_Exercise details_: Without including any pictures, write out the listing below exactly.

_Records for this exercise_:

::::::

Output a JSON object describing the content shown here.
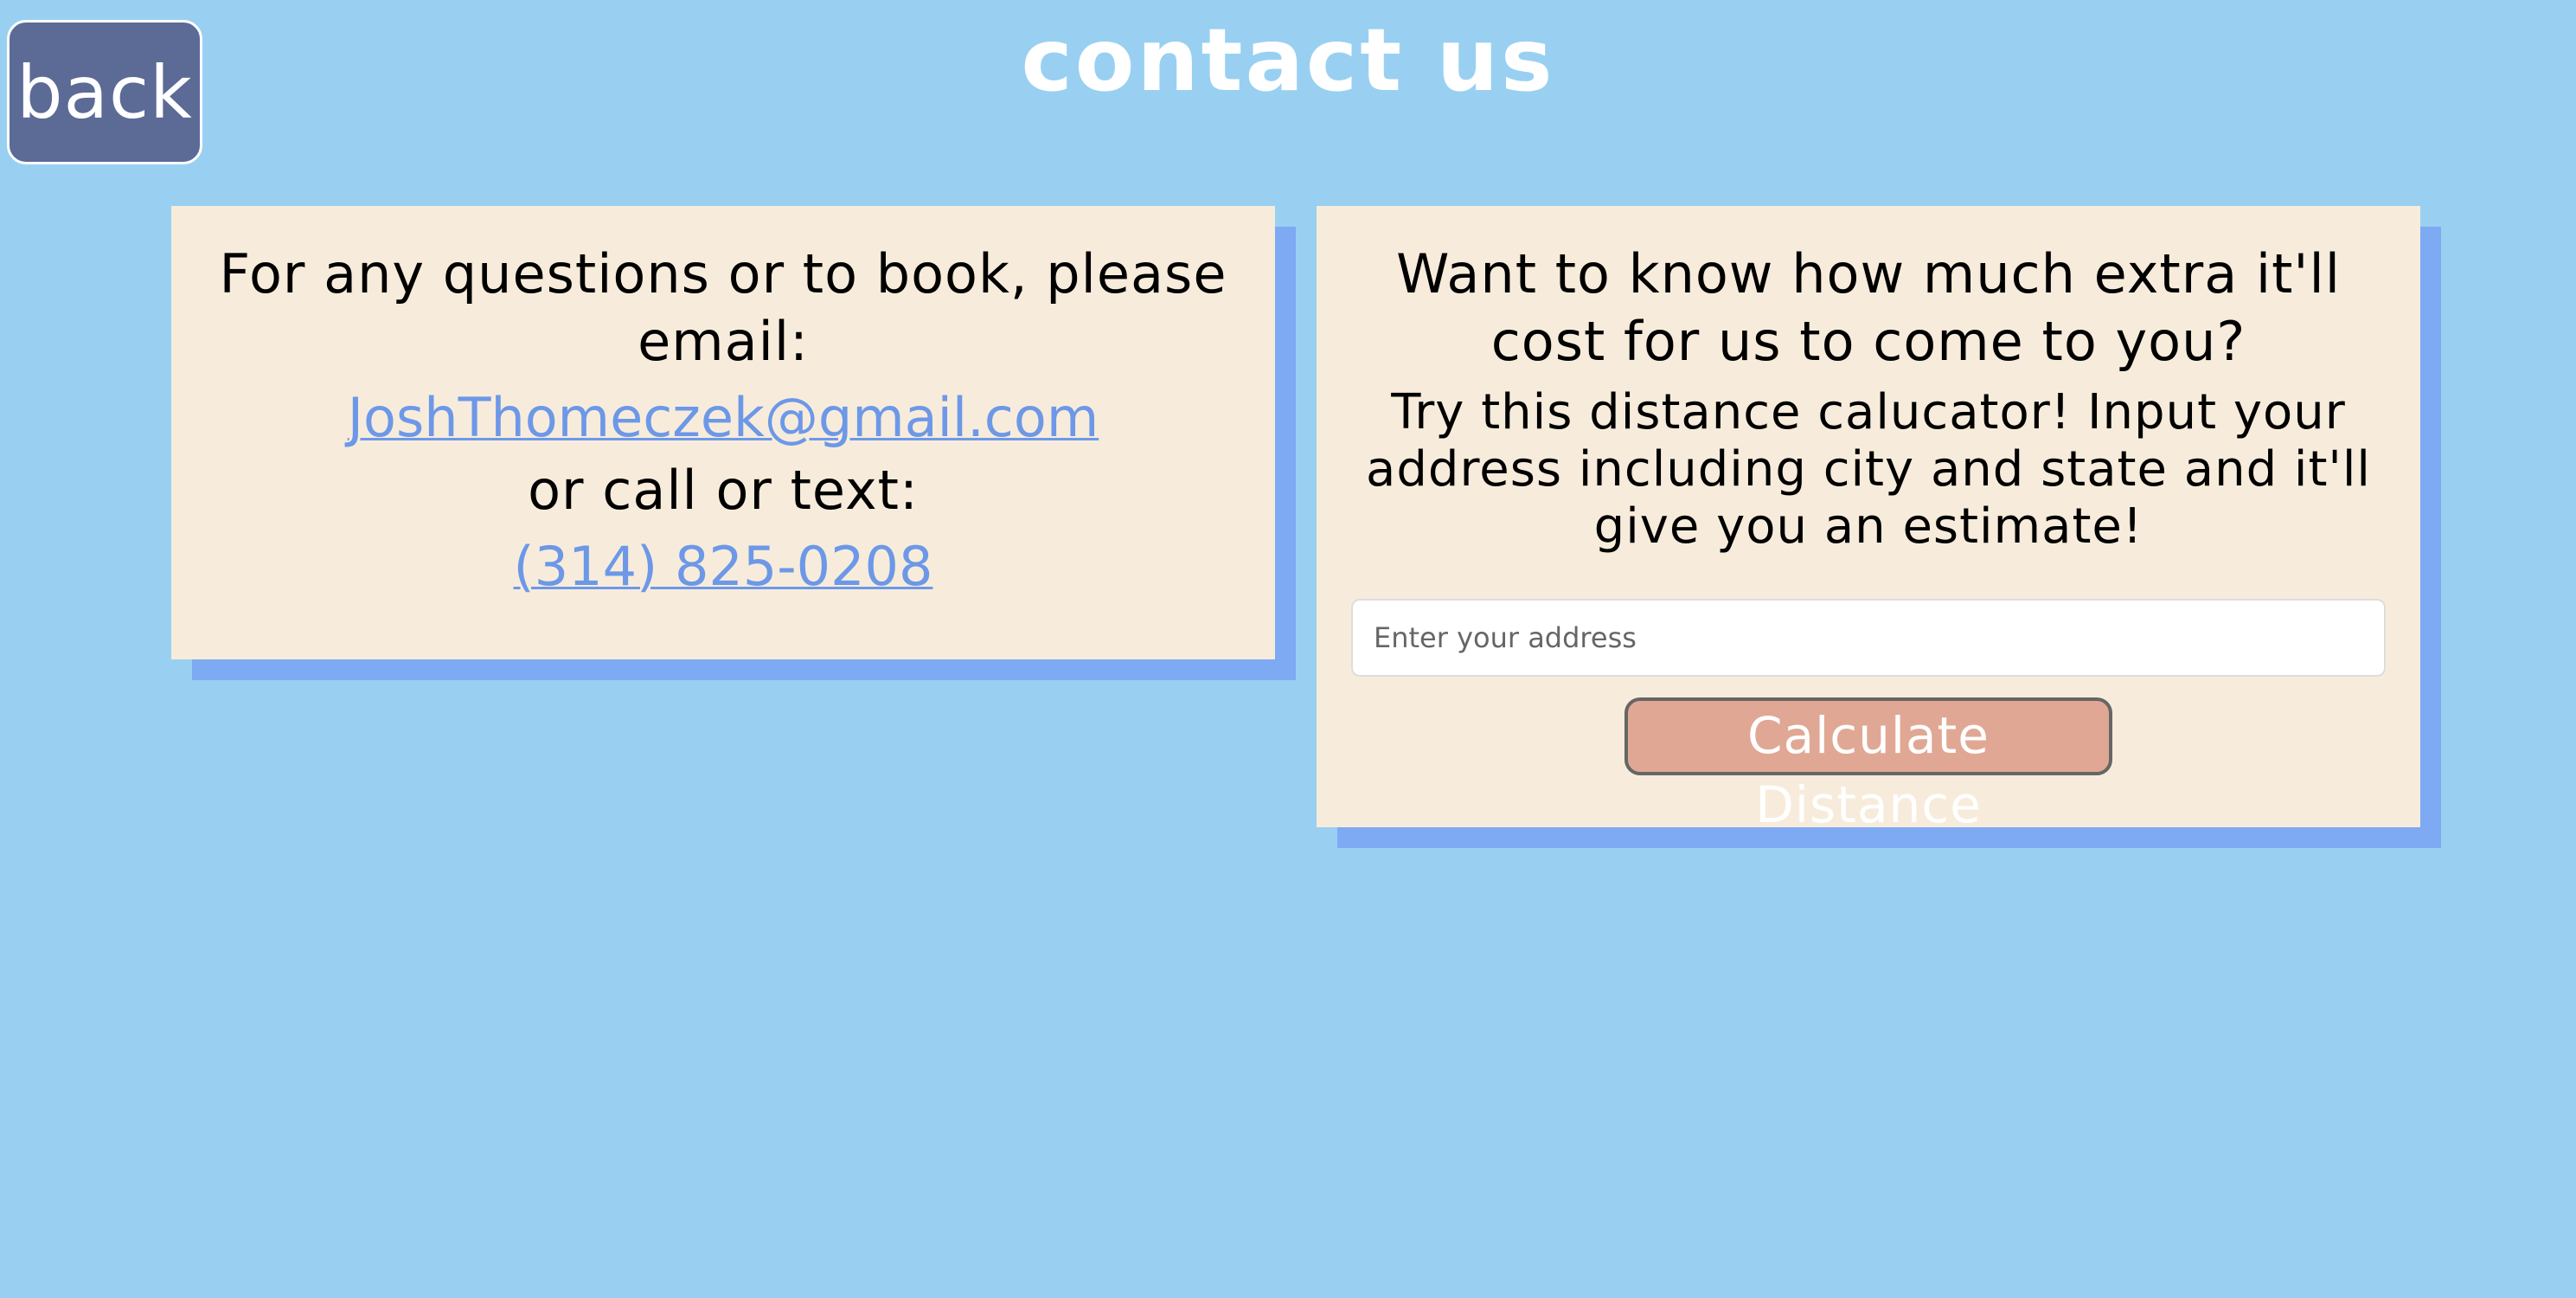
{
  "header": {
    "back_label": "back",
    "title": "contact us"
  },
  "contact_card": {
    "intro": "For any questions or to book, please email:",
    "email": "JoshThomeczek@gmail.com",
    "call_text": "or call or text:",
    "phone": "(314) 825-0208"
  },
  "distance_card": {
    "heading": "Want to know how much extra it'll cost for us to come to you?",
    "instructions": "Try this distance calucator! Input your address including city and state and it'll give you an estimate!",
    "address_placeholder": "Enter your address",
    "address_value": "",
    "button_label": "Calculate Distance"
  },
  "colors": {
    "background": "#99d0f2",
    "card": "#f7ecdb",
    "card_shadow": "#7ea9f3",
    "back_button": "#5c6a96",
    "link": "#6d98e8",
    "calc_button": "#e0a894"
  }
}
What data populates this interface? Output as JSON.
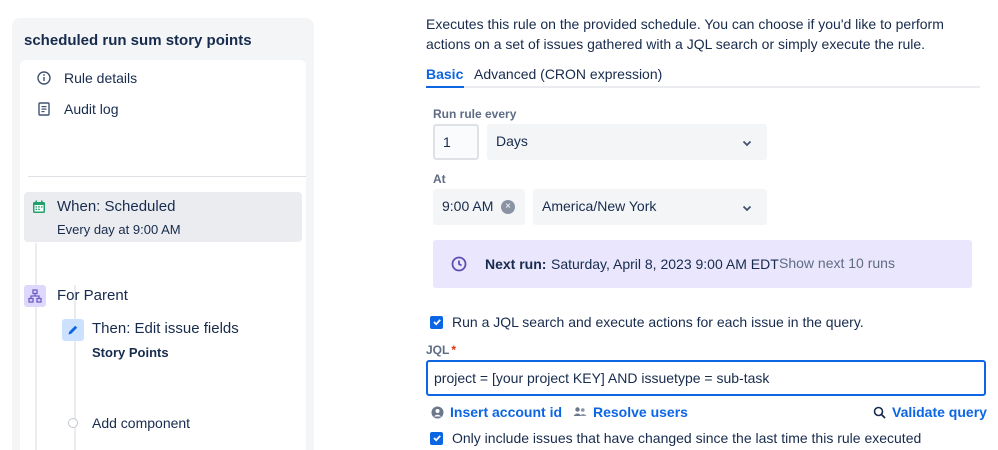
{
  "left": {
    "rule_title": "scheduled run sum story points",
    "nav": {
      "rule_details": "Rule details",
      "audit_log": "Audit log"
    },
    "trigger": {
      "title": "When: Scheduled",
      "subtitle": "Every day at 9:00 AM"
    },
    "branch": {
      "title": "For Parent"
    },
    "action": {
      "title": "Then: Edit issue fields",
      "subtitle": "Story Points"
    },
    "add_component": "Add component"
  },
  "right": {
    "description": "Executes this rule on the provided schedule. You can choose if you'd like to perform actions on a set of issues gathered with a JQL search or simply execute the rule.",
    "tabs": [
      {
        "label": "Basic",
        "active": true
      },
      {
        "label": "Advanced (CRON expression)",
        "active": false
      }
    ],
    "run_every": {
      "label": "Run rule every",
      "value": "1",
      "unit": "Days"
    },
    "at": {
      "label": "At",
      "time": "9:00 AM",
      "timezone": "America/New York"
    },
    "next_run": {
      "label": "Next run:",
      "value": "Saturday, April 8, 2023 9:00 AM EDT",
      "show_more": "Show next 10 runs"
    },
    "jql_checkbox": {
      "label": "Run a JQL search and execute actions for each issue in the query.",
      "checked": true
    },
    "jql": {
      "label": "JQL",
      "required_mark": "*",
      "value": "project = [your project KEY] AND issuetype = sub-task"
    },
    "links": {
      "insert_account_id": "Insert account id",
      "resolve_users": "Resolve users",
      "validate_query": "Validate query"
    },
    "changed_checkbox": {
      "label": "Only include issues that have changed since the last time this rule executed",
      "checked": true
    }
  },
  "colors": {
    "accent": "#0c66e4",
    "next_run_bg": "#e9e6fd",
    "trigger_icon": "#22a06b",
    "branch_icon": "#6e5dc6"
  }
}
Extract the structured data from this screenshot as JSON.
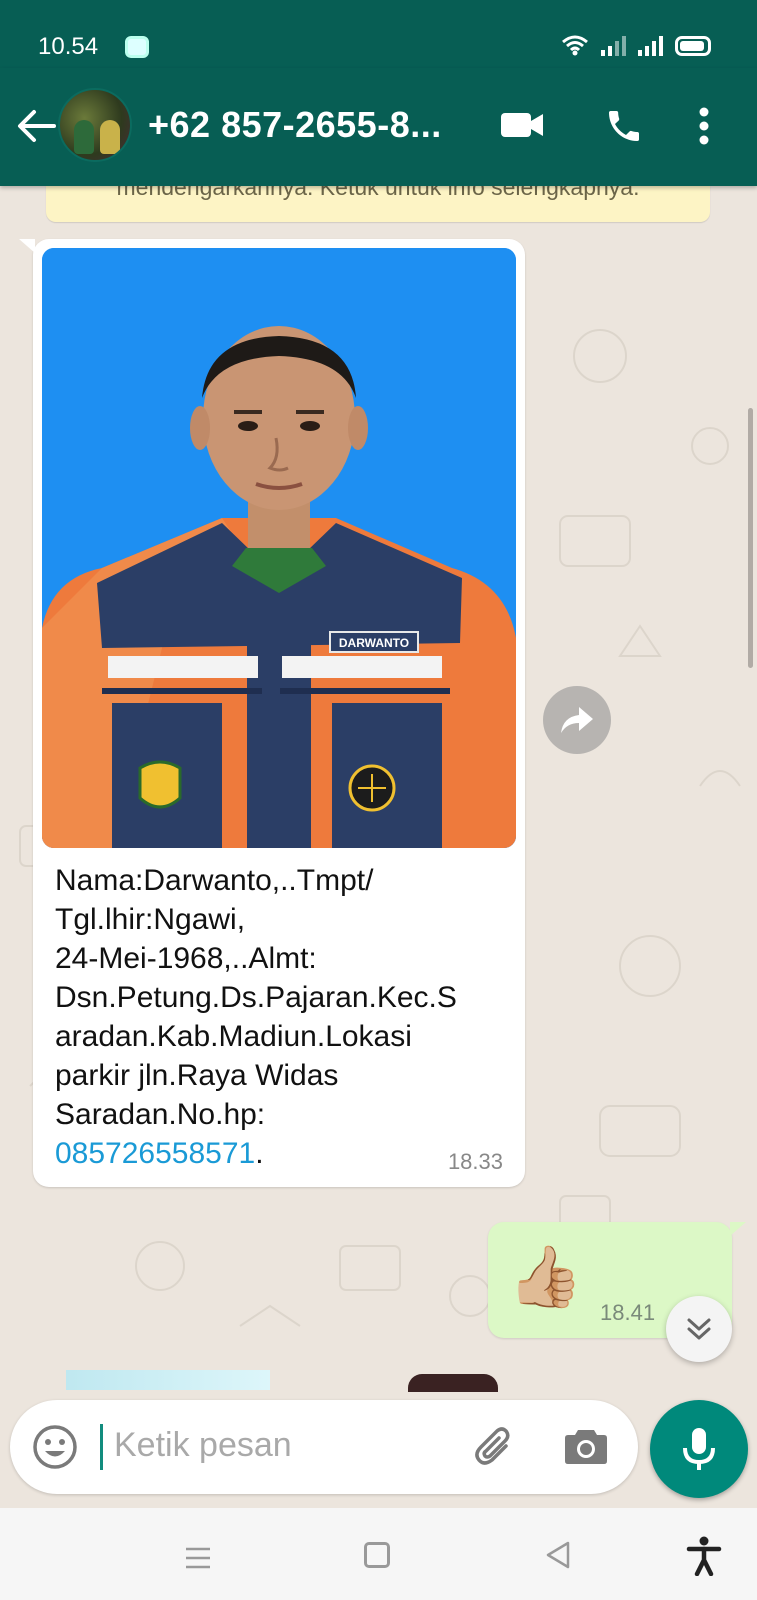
{
  "status_bar": {
    "time": "10.54"
  },
  "header": {
    "contact_name": "+62 857-2655-8..."
  },
  "chat": {
    "notice_text": "mendengarkannya. Ketuk untuk info selengkapnya.",
    "incoming": {
      "text_lines": [
        "Nama:Darwanto,..Tmpt/",
        "Tgl.lhir:Ngawi,",
        "24-Mei-1968,..Almt:",
        "Dsn.Petung.Ds.Pajaran.Kec.S",
        "aradan.Kab.Madiun.Lokasi",
        "parkir jln.Raya Widas",
        "Saradan.No.hp:"
      ],
      "phone_link": "085726558571",
      "trailing": ".",
      "time": "18.33",
      "name_tag": "DARWANTO"
    },
    "outgoing": {
      "emoji": "👍🏼",
      "time": "18.41",
      "ticks": "✓✓"
    }
  },
  "composer": {
    "placeholder": "Ketik pesan"
  },
  "colors": {
    "primary": "#075e54",
    "accent": "#00897b",
    "outgoing_bubble": "#dcf8c6",
    "link": "#1a9ad6"
  },
  "icons": [
    "back-arrow-icon",
    "video-call-icon",
    "phone-icon",
    "more-vert-icon",
    "forward-icon",
    "chevron-double-down-icon",
    "emoji-icon",
    "paperclip-icon",
    "camera-icon",
    "mic-icon",
    "menu-lines-icon",
    "square-icon",
    "triangle-back-icon",
    "accessibility-icon"
  ]
}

::::::

_Final result_:
Output a JSON object describing the content shown here.
{
  "header": {
    "back_label": "back",
    "title": "contact us"
  },
  "contact_card": {
    "intro": "For any questions or to book, please email:",
    "email": "JoshThomeczek@gmail.com",
    "call_text": "or call or text:",
    "phone": "(314) 825-0208"
  },
  "distance_card": {
    "heading": "Want to know how much extra it'll cost for us to come to you?",
    "instructions": "Try this distance calucator! Input your address including city and state and it'll give you an estimate!",
    "address_placeholder": "Enter your address",
    "address_value": "",
    "button_label": "Calculate Distance"
  },
  "colors": {
    "background": "#99d0f2",
    "card": "#f7ecdb",
    "card_shadow": "#7ea9f3",
    "back_button": "#5c6a96",
    "link": "#6d98e8",
    "calc_button": "#e0a894"
  }
}
What data populates this interface? Output as JSON.
{
  "left": {
    "rule_title": "scheduled run sum story points",
    "nav": {
      "rule_details": "Rule details",
      "audit_log": "Audit log"
    },
    "trigger": {
      "title": "When: Scheduled",
      "subtitle": "Every day at 9:00 AM"
    },
    "branch": {
      "title": "For Parent"
    },
    "action": {
      "title": "Then: Edit issue fields",
      "subtitle": "Story Points"
    },
    "add_component": "Add component"
  },
  "right": {
    "description": "Executes this rule on the provided schedule. You can choose if you'd like to perform actions on a set of issues gathered with a JQL search or simply execute the rule.",
    "tabs": [
      {
        "label": "Basic",
        "active": true
      },
      {
        "label": "Advanced (CRON expression)",
        "active": false
      }
    ],
    "run_every": {
      "label": "Run rule every",
      "value": "1",
      "unit": "Days"
    },
    "at": {
      "label": "At",
      "time": "9:00 AM",
      "timezone": "America/New York"
    },
    "next_run": {
      "label": "Next run:",
      "value": "Saturday, April 8, 2023 9:00 AM EDT",
      "show_more": "Show next 10 runs"
    },
    "jql_checkbox": {
      "label": "Run a JQL search and execute actions for each issue in the query.",
      "checked": true
    },
    "jql": {
      "label": "JQL",
      "required_mark": "*",
      "value": "project = [your project KEY] AND issuetype = sub-task"
    },
    "links": {
      "insert_account_id": "Insert account id",
      "resolve_users": "Resolve users",
      "validate_query": "Validate query"
    },
    "changed_checkbox": {
      "label": "Only include issues that have changed since the last time this rule executed",
      "checked": true
    }
  },
  "colors": {
    "accent": "#0c66e4",
    "next_run_bg": "#e9e6fd",
    "trigger_icon": "#22a06b",
    "branch_icon": "#6e5dc6"
  }
}
Extract the structured data from this screenshot as JSON.
{
  "status_bar": {
    "time": "10.54"
  },
  "header": {
    "contact_name": "+62 857-2655-8..."
  },
  "chat": {
    "notice_text": "mendengarkannya. Ketuk untuk info selengkapnya.",
    "incoming": {
      "text_lines": [
        "Nama:Darwanto,..Tmpt/",
        "Tgl.lhir:Ngawi,",
        "24-Mei-1968,..Almt:",
        "Dsn.Petung.Ds.Pajaran.Kec.S",
        "aradan.Kab.Madiun.Lokasi",
        "parkir jln.Raya Widas",
        "Saradan.No.hp:"
      ],
      "phone_link": "085726558571",
      "trailing": ".",
      "time": "18.33",
      "name_tag": "DARWANTO"
    },
    "outgoing": {
      "emoji": "👍🏼",
      "time": "18.41",
      "ticks": "✓✓"
    }
  },
  "composer": {
    "placeholder": "Ketik pesan"
  },
  "colors": {
    "primary": "#075e54",
    "accent": "#00897b",
    "outgoing_bubble": "#dcf8c6",
    "link": "#1a9ad6"
  },
  "icons": [
    "back-arrow-icon",
    "video-call-icon",
    "phone-icon",
    "more-vert-icon",
    "forward-icon",
    "chevron-double-down-icon",
    "emoji-icon",
    "paperclip-icon",
    "camera-icon",
    "mic-icon",
    "menu-lines-icon",
    "square-icon",
    "triangle-back-icon",
    "accessibility-icon"
  ]
}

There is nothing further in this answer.